§ **Extracted entries**:
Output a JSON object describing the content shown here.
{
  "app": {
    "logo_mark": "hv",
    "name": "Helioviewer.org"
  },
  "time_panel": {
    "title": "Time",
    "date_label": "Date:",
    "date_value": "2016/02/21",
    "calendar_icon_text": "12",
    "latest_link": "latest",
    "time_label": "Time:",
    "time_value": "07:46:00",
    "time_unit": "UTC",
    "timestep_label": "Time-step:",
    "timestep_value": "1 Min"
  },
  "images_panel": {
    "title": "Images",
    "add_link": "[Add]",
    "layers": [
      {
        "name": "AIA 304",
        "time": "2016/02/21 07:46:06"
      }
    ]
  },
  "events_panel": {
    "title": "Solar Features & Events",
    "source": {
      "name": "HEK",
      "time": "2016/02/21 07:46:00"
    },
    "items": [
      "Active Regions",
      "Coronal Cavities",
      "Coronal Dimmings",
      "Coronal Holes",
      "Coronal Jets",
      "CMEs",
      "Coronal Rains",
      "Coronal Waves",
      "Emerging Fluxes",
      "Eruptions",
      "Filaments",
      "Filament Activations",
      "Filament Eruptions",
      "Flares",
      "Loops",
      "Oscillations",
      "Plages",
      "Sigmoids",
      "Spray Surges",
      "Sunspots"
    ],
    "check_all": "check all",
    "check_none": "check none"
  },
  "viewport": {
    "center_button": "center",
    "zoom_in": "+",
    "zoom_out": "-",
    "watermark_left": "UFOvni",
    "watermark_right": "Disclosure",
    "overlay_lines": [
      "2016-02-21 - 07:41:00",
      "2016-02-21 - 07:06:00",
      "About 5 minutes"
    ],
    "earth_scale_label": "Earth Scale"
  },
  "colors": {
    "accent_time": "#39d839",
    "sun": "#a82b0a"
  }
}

§ **Problem to solve**:
Reproduce the data in its entirety, matching each character.

§ **Finished exercise**:
Output a JSON object describing the content shown here.
{
  "app": {
    "logo_mark": "hv",
    "name": "Helioviewer.org"
  },
  "time_panel": {
    "title": "Time",
    "date_label": "Date:",
    "date_value": "2016/02/21",
    "calendar_icon_text": "12",
    "latest_link": "latest",
    "time_label": "Time:",
    "time_value": "07:46:00",
    "time_unit": "UTC",
    "timestep_label": "Time-step:",
    "timestep_value": "1 Min"
  },
  "images_panel": {
    "title": "Images",
    "add_link": "[Add]",
    "layers": [
      {
        "name": "AIA 304",
        "time": "2016/02/21 07:46:06"
      }
    ]
  },
  "events_panel": {
    "title": "Solar Features & Events",
    "source": {
      "name": "HEK",
      "time": "2016/02/21 07:46:00"
    },
    "items": [
      "Active Regions",
      "Coronal Cavities",
      "Coronal Dimmings",
      "Coronal Holes",
      "Coronal Jets",
      "CMEs",
      "Coronal Rains",
      "Coronal Waves",
      "Emerging Fluxes",
      "Eruptions",
      "Filaments",
      "Filament Activations",
      "Filament Eruptions",
      "Flares",
      "Loops",
      "Oscillations",
      "Plages",
      "Sigmoids",
      "Spray Surges",
      "Sunspots"
    ],
    "check_all": "check all",
    "check_none": "check none"
  },
  "viewport": {
    "center_button": "center",
    "zoom_in": "+",
    "zoom_out": "-",
    "watermark_left": "UFOvni",
    "watermark_right": "Disclosure",
    "overlay_lines": [
      "2016-02-21 - 07:41:00",
      "2016-02-21 - 07:06:00",
      "About 5 minutes"
    ],
    "earth_scale_label": "Earth Scale"
  },
  "colors": {
    "accent_time": "#39d839",
    "sun": "#a82b0a"
  }
}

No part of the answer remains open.